--- Try it ---
Edit the passage on specialist nursing in rheumatology: give everything from "In our our latest" down to "full report here." again, with "comprehensive" replaced by "thorough".

In our our latest report, Specialist Nursing in Rheumatology: The State of Play, we shone the spotlight on one of the key parts of the rheumatology multidisciplinary team, the specialist nurse. Working with the National Rheumatoid Arthritis Society and the RCN’s Rheumatology Forum, we were able to carry out one of the biggest surveys of the workforce to date, and the result is a comprehensive look at issues facing our members. You can read the full report here.


It’s no surprise that one of the biggest issues to come out of the report is the excessive workload that colleagues are facing. More than eight out of ten respondents reported that there are aspects of care that their team simply cannot provide as things stand, simply because of the workload they’re facing. More than two-thirds told us that, despite a significant increase in patient numbers – and, frequently, responsibilities that come with the role – over the past few years, their departments have seen no increase in staffing levels. We’re very clear that this is something that needs to be addressed urgently.


Though funding is always a major concern, a key part of the problem lies in recruiting new people to the profession. A quarter of departments currently have unfilled nursing roles, and almost half agreed that there was demand for new roles in their department, but not enough skilled nurses available to fill those roles.

--- Given entries ---
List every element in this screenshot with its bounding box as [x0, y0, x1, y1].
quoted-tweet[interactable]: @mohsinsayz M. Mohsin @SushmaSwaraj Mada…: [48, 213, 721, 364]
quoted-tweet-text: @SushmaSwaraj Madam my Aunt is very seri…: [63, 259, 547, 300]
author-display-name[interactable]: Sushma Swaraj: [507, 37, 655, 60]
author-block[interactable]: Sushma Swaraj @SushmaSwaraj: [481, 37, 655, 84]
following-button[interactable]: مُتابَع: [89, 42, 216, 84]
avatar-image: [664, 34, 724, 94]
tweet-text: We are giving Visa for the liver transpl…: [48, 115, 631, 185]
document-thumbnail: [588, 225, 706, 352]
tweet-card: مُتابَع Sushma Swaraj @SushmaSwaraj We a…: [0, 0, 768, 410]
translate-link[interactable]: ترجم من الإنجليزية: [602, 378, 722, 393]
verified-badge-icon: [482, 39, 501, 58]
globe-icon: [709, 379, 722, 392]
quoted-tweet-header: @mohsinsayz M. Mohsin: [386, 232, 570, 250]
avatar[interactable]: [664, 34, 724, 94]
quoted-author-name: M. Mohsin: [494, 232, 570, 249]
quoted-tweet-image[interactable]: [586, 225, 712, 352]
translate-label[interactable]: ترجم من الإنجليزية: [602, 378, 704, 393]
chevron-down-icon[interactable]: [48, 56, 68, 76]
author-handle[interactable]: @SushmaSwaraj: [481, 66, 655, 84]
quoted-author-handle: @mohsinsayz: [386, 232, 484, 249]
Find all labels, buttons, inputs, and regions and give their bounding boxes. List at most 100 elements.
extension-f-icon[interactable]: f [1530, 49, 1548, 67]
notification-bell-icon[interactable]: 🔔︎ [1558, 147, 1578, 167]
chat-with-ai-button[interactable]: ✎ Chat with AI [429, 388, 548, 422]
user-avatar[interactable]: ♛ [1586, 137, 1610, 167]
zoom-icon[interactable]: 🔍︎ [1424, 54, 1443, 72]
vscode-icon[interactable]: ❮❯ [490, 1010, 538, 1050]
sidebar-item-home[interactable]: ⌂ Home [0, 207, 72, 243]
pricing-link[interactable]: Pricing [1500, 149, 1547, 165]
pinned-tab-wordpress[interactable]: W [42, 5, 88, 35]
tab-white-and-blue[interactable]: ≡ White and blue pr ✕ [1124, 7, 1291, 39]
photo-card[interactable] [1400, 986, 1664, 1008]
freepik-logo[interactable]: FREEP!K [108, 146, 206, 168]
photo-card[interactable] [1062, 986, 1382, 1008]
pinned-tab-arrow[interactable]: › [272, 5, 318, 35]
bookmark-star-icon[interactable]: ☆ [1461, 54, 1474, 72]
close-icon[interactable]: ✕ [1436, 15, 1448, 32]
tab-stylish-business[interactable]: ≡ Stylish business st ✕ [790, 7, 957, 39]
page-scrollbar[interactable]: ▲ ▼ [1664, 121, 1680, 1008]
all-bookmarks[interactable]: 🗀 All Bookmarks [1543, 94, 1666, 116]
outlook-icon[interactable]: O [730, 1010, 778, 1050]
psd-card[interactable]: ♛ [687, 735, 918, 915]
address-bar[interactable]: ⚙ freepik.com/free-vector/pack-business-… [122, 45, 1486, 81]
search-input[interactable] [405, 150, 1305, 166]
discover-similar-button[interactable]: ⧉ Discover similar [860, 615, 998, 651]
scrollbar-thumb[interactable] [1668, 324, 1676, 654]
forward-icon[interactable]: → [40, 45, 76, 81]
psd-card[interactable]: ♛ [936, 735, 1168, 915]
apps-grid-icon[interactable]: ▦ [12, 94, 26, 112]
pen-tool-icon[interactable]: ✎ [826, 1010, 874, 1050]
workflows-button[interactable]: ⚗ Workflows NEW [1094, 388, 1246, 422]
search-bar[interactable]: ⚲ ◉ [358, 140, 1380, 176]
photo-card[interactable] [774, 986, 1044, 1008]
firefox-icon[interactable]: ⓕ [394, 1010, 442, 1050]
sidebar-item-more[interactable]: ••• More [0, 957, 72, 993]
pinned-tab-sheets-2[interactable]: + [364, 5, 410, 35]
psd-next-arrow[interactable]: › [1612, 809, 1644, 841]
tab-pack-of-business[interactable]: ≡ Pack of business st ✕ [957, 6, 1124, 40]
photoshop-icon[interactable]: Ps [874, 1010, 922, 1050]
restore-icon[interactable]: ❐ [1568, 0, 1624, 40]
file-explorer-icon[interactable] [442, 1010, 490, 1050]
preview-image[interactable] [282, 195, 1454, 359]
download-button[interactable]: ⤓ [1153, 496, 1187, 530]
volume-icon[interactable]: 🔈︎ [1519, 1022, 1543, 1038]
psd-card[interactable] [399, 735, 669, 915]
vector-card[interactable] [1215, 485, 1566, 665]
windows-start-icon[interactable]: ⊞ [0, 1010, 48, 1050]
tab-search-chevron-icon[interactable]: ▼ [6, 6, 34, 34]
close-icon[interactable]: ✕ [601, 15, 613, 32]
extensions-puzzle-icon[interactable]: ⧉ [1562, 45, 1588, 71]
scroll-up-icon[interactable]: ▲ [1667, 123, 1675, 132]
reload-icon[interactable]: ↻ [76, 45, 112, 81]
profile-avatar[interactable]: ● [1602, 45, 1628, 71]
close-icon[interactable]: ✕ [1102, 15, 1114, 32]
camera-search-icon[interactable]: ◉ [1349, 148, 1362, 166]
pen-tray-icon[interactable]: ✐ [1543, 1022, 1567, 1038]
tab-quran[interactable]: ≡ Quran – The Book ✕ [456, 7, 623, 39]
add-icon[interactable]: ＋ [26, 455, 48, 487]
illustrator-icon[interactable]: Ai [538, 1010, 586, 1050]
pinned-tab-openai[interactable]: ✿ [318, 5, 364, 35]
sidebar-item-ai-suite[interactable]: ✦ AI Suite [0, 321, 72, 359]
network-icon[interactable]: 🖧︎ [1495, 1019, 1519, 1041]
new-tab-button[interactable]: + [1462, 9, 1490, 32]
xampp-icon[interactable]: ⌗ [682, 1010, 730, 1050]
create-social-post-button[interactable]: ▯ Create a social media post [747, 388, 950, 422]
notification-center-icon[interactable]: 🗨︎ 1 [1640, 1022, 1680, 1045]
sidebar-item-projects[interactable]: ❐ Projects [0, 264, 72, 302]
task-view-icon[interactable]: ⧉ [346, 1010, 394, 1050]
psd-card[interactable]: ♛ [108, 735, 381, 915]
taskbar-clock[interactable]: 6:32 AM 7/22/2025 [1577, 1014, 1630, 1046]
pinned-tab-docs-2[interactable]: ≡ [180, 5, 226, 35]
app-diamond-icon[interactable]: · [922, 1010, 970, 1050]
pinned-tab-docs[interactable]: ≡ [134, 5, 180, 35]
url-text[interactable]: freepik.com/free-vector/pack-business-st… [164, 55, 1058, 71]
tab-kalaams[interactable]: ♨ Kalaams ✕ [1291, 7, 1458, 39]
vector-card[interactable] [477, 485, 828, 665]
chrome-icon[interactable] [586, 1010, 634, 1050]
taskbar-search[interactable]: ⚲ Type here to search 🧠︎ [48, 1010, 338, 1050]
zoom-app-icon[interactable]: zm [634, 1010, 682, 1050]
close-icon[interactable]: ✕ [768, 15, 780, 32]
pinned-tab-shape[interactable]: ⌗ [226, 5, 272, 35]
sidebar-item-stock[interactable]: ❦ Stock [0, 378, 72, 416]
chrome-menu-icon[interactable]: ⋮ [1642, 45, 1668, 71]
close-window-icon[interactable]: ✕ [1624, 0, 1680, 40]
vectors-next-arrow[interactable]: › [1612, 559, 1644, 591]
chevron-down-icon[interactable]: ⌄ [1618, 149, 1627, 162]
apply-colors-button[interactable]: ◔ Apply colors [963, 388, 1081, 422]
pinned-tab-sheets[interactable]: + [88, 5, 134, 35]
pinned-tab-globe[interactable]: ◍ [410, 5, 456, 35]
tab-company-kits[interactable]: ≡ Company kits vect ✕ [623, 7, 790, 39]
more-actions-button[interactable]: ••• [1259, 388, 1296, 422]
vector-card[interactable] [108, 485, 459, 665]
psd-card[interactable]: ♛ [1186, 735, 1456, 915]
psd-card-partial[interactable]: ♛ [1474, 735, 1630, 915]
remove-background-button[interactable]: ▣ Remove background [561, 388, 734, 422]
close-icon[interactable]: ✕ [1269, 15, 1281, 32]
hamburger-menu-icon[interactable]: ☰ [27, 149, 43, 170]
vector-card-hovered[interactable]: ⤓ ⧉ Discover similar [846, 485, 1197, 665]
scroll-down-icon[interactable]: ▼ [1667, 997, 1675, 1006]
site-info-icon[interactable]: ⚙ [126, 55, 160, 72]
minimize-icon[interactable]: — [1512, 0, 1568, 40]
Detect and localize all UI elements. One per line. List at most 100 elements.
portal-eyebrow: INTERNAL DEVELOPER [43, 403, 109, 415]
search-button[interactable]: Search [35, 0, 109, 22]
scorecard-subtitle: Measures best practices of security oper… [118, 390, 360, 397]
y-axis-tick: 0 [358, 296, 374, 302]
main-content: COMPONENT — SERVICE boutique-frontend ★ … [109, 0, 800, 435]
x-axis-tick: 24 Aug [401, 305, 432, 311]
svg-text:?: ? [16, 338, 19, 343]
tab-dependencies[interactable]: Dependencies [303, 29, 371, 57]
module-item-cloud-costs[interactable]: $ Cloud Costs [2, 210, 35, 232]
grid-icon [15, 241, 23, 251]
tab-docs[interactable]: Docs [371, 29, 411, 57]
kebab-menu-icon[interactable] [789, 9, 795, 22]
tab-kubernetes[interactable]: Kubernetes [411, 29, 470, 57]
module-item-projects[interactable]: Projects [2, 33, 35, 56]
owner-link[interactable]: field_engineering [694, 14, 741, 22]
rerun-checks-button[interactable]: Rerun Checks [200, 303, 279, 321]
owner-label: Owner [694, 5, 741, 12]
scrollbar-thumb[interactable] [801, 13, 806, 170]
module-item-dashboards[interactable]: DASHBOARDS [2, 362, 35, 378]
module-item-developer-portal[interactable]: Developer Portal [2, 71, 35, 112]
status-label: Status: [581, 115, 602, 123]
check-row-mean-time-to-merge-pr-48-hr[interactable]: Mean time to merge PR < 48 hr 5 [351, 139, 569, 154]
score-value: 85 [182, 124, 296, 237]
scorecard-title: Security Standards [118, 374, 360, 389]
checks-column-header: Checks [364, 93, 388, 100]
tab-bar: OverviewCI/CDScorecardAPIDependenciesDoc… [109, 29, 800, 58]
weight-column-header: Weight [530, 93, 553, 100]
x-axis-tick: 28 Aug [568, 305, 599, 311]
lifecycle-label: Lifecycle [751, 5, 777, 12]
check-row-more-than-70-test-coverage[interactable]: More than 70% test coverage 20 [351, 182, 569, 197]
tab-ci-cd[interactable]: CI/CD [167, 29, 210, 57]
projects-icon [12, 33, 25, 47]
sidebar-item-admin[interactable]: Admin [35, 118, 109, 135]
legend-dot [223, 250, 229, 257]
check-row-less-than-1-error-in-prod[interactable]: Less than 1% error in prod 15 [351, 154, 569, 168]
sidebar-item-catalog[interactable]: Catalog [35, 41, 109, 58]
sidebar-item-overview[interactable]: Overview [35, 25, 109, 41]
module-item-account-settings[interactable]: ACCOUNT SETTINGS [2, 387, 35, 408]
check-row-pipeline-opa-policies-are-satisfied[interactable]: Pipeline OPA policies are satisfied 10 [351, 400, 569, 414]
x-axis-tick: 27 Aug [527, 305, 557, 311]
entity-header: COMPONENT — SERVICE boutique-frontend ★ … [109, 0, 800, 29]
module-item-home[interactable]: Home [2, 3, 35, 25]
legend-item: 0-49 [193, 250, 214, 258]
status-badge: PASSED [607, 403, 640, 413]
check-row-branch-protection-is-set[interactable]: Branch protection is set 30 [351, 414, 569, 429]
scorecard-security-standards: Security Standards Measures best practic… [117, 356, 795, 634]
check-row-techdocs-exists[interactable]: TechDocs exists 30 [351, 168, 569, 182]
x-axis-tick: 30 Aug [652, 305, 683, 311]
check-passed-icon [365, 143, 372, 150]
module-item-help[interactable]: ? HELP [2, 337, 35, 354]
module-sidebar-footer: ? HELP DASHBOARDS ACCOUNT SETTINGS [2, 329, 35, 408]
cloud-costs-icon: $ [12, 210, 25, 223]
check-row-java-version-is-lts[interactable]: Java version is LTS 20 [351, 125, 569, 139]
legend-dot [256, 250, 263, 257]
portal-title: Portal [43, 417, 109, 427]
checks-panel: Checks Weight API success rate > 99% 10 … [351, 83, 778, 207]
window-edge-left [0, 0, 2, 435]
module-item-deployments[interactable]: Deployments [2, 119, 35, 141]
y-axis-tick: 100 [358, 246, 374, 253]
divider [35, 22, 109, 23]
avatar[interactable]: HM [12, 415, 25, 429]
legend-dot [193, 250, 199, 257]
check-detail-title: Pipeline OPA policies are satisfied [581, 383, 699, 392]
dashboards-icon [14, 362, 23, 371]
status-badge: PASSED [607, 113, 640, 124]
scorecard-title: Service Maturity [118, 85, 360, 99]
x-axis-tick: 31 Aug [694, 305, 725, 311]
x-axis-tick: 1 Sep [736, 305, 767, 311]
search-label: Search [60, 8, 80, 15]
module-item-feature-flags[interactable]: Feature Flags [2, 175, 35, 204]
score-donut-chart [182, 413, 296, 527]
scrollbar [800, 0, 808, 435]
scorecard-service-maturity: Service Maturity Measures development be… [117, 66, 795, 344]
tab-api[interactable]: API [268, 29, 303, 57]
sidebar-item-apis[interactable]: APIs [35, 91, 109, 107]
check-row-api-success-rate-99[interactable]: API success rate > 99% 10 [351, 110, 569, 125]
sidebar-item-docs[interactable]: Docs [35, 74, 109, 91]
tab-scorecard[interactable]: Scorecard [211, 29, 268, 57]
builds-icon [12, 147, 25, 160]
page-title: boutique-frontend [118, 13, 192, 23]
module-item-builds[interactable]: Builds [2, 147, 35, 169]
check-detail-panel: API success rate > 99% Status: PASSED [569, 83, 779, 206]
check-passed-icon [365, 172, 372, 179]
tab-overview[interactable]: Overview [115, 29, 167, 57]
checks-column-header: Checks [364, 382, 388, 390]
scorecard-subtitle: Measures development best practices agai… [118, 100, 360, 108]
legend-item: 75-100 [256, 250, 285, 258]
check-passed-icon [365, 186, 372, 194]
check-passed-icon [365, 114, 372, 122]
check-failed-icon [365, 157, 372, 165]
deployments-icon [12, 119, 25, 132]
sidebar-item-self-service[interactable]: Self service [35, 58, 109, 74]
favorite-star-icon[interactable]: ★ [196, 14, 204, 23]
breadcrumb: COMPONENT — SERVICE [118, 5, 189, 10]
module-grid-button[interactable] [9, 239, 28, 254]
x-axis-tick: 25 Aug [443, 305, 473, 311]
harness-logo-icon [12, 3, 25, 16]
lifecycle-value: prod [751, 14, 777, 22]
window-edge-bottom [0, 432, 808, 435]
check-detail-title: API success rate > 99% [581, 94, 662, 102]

--- Exercise solution ---
In our our latest report, Specialist Nursing in Rheumatology: The State of Play, we shone the spotlight on one of the key parts of the rheumatology multidisciplinary team, the specialist nurse. Working with the National Rheumatoid Arthritis Society and the RCN’s Rheumatology Forum, we were able to carry out one of the biggest surveys of the workforce to date, and the result is a thorough look at issues facing our members. You can read the full report here.